• [INSTRUCTION]
How many lines of the data include the string "распределения"? State the number and nothing else.

• [SUPPLIED RECORDS]
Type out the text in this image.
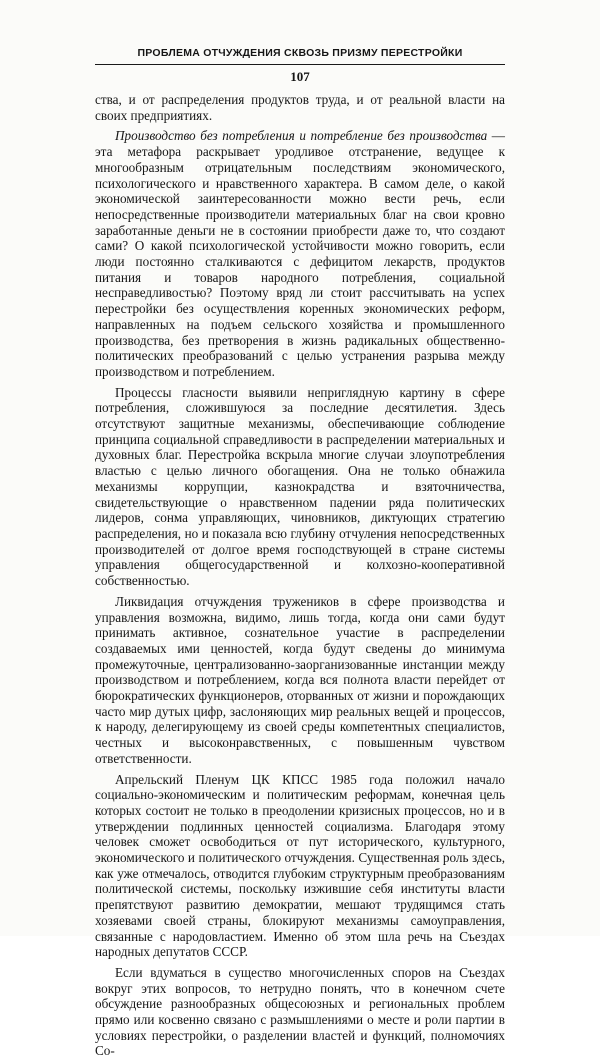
ПРОБЛЕМА ОТЧУЖДЕНИЯ СКВОЗЬ ПРИЗМУ ПЕРЕСТРОЙКИ
107

ства, и от распределения продуктов труда, и от реальной власти на своих предприятиях.

Производство без потребления и потребление без производства — эта метафора раскрывает уродливое отстранение, ведущее к многообразным отрицательным последствиям экономического, психологического и нравственного характера. В самом деле, о какой экономической заинтересованности можно вести речь, если непосредственные производители материальных благ на свои кровно заработанные деньги не в состоянии приобрести даже то, что создают сами? О какой психологической устойчивости можно говорить, если люди постоянно сталкиваются с дефицитом лекарств, продуктов питания и товаров народного потребления, социальной несправедливостью? Поэтому вряд ли стоит рассчитывать на успех перестройки без осуществления коренных экономических реформ, направленных на подъем сельского хозяйства и промышленного производства, без претворения в жизнь радикальных общественно-политических преобразований с целью устранения разрыва между производством и потреблением.

Процессы гласности выявили неприглядную картину в сфере потребления, сложившуюся за последние десятилетия. Здесь отсутствуют защитные механизмы, обеспечивающие соблюдение принципа социальной справедливости в распределении материальных и духовных благ. Перестройка вскрыла многие случаи злоупотребления властью с целью личного обогащения. Она не только обнажила механизмы коррупции, казнокрадства и взяточничества, свидетельствующие о нравственном падении ряда политических лидеров, сонма управляющих, чиновников, диктующих стратегию распределения, но и показала всю глубину отчуления непосредственных производителей от долгое время господствующей в стране системы управления общегосударственной и колхозно-кооперативной собственностью.

Ликвидация отчуждения тружеников в сфере производства и управления возможна, видимо, лишь тогда, когда они сами будут принимать активное, сознательное участие в распределении создаваемых ими ценностей, когда будут сведены до минимума промежуточные, централизованно-заорганизованные инстанции между производством и потреблением, когда вся полнота власти перейдет от бюрократических функционеров, оторванных от жизни и порождающих часто мир дутых цифр, заслоняющих мир реальных вещей и процессов, к народу, делегирующему из своей среды компетентных специалистов, честных и высоконравственных, с повышенным чувством ответственности.

Апрельский Пленум ЦК КПСС 1985 года положил начало социально-экономическим и политическим реформам, конечная цель которых состоит не только в преодолении кризисных процессов, но и в утверждении подлинных ценностей социализма. Благодаря этому человек сможет освободиться от пут исторического, культурного, экономического и политического отчуждения. Существенная роль здесь, как уже отмечалось, отводится глубоким структурным преобразованиям политической системы, поскольку изжившие себя институты власти препятствуют развитию демократии, мешают трудящимся стать хозяевами своей страны, блокируют механизмы самоуправления, связанные с народовластием. Именно об этом шла речь на Съездах народных депутатов СССР.

Если вдуматься в существо многочисленных споров на Съездах вокруг этих вопросов, то нетрудно понять, что в конечном счете обсуждение разнообразных общесоюзных и региональных проблем прямо или косвенно связано с размышлениями о месте и роли партии в условиях перестройки, о разделении властей и функций, полномочиях Со-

• [REPLY TO THE TASK]
2